▸ **VERSTÄNDNIS PRÜFEN**:
a: Bearbeite den Textauszug über Haloperidol: Gib den Abschnitt zwischen „INTENSIV-News“ und „oder vergebliche Hoffnung?“ einschließlich wieder und setze dabei „acute confusion“ an die Stelle von „delirium“.
b: Beantworte anhand des Textauszugs über Haloperidol kurz:
(i) In welcher Zeitschrift und in welchem Jahr erschien die Studie zu Haloperidol und Ziprasidon?
(ii) Welche höchste Tagesdosis Haloperidol wurde in der Arbeit von Sos und Cassem eingesetzt?
(iii) Bei welchen Störungen wird Haloperidol dem Text zufolge besonders zum präferierten Neuroleptikum?

==== TEXTAUSZUG ====

INTENSIV-News
Effect of haloperidol on survival among critically ill adults with a high risk of delirium: The REDUCE randomized clinical trial.
van den Boogaard M, Slooter AJC, Brüggemann RJM, Schoonhoven L, Beishuizen A, Vermeijden JW, et al. JAMA 2018; 319:680-690
Haloperidol and ziprasidone for treatment of delirium in critical illness.
Girard TD, Exline MC, Carson SS, Hough CL, Rock P, Gong MN, Douglas IS, Malhotra A, et al. N Engl J Med 2018; 379:2506-16
Haloperidol: Allheilmittel oder vergebliche Hoffnung?
Im
Jahr 1980 beschrieben die Kollegen Sos und Cassem die Anwendung von
Haloperidol in astronomischen Dosen zur Behandlung eines agitierten
Delirs im postoperativen Kontext (Sos J, Cassem NH; Drug Therapy 1980;
10:103). Bis zu 299 mg (!) Tagesdosis wurden in dieser Arbeit zur
Therapie eines Delirs eingesetzt. In vierzig Jahren Intensivmedizin ist
viel passiert, aber Haloperidol gehört nach wie vor zum
Standardrepertoire des Klinikers und ist ein beliebtes Medikament im
Kontext des intensivmedizinischen Delirs. Unschlagbar scheint es
hinsichtlich der parenteralen Verfügbarkeit zu sein und wird so
insbesondere bei gastrointestinalen Passagestörungen zum präferierten
Neuroleptikum.

==== VORLIEGENDE EINTRÄGE ====

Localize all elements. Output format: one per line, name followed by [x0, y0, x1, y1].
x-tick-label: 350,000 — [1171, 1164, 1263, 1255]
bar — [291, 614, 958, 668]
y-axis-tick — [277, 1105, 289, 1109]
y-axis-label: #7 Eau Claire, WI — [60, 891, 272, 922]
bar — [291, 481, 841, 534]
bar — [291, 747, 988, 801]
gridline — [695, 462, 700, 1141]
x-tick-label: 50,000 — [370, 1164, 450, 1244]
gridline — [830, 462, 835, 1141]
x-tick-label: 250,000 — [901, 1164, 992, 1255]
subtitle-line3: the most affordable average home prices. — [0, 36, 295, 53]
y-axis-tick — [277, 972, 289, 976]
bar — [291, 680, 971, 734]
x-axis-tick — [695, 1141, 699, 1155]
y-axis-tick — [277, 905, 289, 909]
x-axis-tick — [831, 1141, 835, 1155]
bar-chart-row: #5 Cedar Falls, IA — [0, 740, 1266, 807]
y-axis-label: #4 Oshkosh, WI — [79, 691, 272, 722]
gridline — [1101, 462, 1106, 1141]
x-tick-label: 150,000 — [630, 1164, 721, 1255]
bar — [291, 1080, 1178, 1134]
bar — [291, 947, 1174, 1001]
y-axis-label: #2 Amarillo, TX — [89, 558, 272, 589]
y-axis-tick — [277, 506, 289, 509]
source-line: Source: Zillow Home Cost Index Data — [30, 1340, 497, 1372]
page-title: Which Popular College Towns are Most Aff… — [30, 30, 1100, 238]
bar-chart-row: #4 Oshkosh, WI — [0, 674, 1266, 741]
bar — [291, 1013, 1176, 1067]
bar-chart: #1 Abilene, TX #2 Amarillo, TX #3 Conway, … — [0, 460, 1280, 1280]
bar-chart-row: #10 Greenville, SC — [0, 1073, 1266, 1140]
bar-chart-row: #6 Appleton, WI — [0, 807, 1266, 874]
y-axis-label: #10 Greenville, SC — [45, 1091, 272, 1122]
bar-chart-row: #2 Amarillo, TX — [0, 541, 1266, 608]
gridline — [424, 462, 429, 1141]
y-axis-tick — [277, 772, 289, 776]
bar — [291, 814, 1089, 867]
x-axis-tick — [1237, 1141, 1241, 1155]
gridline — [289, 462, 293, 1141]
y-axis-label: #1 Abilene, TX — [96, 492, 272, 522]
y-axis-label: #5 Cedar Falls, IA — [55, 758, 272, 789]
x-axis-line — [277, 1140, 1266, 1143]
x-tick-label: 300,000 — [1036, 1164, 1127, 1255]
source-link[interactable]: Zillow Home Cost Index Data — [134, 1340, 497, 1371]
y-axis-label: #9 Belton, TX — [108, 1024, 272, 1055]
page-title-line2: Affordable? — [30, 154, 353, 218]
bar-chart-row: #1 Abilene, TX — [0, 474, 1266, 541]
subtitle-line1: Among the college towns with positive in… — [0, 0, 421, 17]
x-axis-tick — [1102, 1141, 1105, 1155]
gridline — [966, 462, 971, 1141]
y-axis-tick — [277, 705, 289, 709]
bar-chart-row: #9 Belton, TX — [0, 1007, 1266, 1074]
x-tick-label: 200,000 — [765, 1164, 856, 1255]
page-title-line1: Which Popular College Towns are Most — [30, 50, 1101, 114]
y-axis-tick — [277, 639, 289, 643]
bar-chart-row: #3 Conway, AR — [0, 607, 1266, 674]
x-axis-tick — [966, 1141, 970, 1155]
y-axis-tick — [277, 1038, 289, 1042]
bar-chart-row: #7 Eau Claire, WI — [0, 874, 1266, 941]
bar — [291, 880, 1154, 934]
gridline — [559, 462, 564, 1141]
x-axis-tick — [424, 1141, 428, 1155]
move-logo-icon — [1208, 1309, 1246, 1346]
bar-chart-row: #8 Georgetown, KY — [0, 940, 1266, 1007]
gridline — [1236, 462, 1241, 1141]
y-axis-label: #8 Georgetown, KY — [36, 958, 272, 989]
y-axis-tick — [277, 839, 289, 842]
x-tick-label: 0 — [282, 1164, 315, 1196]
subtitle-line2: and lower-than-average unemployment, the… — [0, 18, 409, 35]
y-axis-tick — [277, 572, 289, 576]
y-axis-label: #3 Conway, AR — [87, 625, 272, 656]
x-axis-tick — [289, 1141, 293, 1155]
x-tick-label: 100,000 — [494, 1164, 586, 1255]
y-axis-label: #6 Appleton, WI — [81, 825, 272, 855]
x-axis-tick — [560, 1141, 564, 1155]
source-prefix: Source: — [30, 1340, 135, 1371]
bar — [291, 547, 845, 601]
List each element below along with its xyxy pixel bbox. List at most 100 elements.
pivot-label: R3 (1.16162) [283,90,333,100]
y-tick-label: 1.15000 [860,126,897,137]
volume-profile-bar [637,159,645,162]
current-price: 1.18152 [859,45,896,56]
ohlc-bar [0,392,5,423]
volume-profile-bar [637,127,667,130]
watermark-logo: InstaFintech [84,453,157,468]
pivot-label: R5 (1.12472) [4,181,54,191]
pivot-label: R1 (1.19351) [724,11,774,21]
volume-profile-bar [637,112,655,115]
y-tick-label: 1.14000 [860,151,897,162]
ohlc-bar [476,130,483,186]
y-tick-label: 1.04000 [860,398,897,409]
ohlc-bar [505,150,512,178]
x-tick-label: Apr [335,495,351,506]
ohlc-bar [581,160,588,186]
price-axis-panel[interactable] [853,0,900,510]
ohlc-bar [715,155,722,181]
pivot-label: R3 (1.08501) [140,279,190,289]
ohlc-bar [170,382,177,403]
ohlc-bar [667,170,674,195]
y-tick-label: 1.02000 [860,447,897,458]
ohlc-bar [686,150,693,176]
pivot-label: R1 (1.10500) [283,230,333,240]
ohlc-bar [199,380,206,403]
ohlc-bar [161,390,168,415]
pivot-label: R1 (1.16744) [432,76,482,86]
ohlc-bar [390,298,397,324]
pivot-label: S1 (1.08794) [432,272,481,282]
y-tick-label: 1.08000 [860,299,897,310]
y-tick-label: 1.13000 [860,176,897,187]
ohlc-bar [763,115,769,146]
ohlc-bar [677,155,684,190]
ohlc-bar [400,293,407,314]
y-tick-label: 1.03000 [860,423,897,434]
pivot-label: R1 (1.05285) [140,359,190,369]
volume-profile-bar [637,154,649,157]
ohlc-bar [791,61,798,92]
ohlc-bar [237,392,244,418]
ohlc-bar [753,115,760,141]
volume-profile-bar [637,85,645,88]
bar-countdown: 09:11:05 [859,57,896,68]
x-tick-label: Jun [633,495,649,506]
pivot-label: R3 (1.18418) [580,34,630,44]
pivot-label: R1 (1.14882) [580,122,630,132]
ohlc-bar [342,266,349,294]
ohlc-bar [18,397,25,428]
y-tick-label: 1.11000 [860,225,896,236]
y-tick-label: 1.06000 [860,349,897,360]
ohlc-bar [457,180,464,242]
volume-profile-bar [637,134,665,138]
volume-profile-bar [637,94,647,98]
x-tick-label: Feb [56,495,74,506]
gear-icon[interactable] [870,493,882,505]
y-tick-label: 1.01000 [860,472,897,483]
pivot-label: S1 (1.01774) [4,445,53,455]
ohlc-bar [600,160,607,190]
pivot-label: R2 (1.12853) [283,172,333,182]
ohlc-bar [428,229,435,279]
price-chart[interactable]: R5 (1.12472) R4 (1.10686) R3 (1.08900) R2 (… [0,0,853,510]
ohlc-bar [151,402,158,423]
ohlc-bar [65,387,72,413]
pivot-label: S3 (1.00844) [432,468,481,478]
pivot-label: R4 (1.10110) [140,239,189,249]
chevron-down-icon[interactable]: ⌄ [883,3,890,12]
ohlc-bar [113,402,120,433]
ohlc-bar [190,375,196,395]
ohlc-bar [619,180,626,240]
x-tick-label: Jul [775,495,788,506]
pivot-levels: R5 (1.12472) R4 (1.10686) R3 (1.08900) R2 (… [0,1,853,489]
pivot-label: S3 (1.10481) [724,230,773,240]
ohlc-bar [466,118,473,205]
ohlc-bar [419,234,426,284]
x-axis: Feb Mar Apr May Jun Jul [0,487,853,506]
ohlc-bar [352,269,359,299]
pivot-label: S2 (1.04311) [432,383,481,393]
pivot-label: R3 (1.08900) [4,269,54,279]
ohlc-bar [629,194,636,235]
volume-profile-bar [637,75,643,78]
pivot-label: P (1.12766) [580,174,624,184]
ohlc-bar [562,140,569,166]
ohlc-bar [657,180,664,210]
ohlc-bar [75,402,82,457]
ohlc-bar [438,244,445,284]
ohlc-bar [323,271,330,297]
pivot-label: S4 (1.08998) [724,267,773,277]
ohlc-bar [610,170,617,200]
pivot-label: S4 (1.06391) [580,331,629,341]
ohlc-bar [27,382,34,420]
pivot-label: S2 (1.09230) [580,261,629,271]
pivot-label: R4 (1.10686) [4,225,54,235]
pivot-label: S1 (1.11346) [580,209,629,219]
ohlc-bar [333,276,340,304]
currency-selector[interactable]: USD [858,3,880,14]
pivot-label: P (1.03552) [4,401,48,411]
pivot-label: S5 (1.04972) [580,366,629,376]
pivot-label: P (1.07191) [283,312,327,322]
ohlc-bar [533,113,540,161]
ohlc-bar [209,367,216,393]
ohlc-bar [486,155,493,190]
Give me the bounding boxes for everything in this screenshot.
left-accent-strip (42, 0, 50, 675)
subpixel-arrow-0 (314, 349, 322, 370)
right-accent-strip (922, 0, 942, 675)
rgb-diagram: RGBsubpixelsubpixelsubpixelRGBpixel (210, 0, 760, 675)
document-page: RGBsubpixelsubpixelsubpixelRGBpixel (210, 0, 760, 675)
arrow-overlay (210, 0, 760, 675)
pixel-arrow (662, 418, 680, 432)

====

▸ **ERGEBNISSE DER ÜBUNG**:
a:
INTENSIV-News
Effect of haloperidol on survival among critically ill adults with a high risk of acute confusion: The REDUCE randomized clinical trial.
van den Boogaard M, Slooter AJC, Brüggemann RJM, Schoonhoven L, Beishuizen A, Vermeijden JW, et al. JAMA 2018; 319:680-690
Haloperidol and ziprasidone for treatment of acute confusion in critical illness.
Girard TD, Exline MC, Carson SS, Hough CL, Rock P, Gong MN, Douglas IS, Malhotra A, et al. N Engl J Med 2018; 379:2506-16
Haloperidol: Allheilmittel oder vergebliche Hoffnung?

b:
(i) N Engl J Med, 2018
(ii) Bis zu 299 mg
(iii) Bei gastrointestinalen Passagestörungen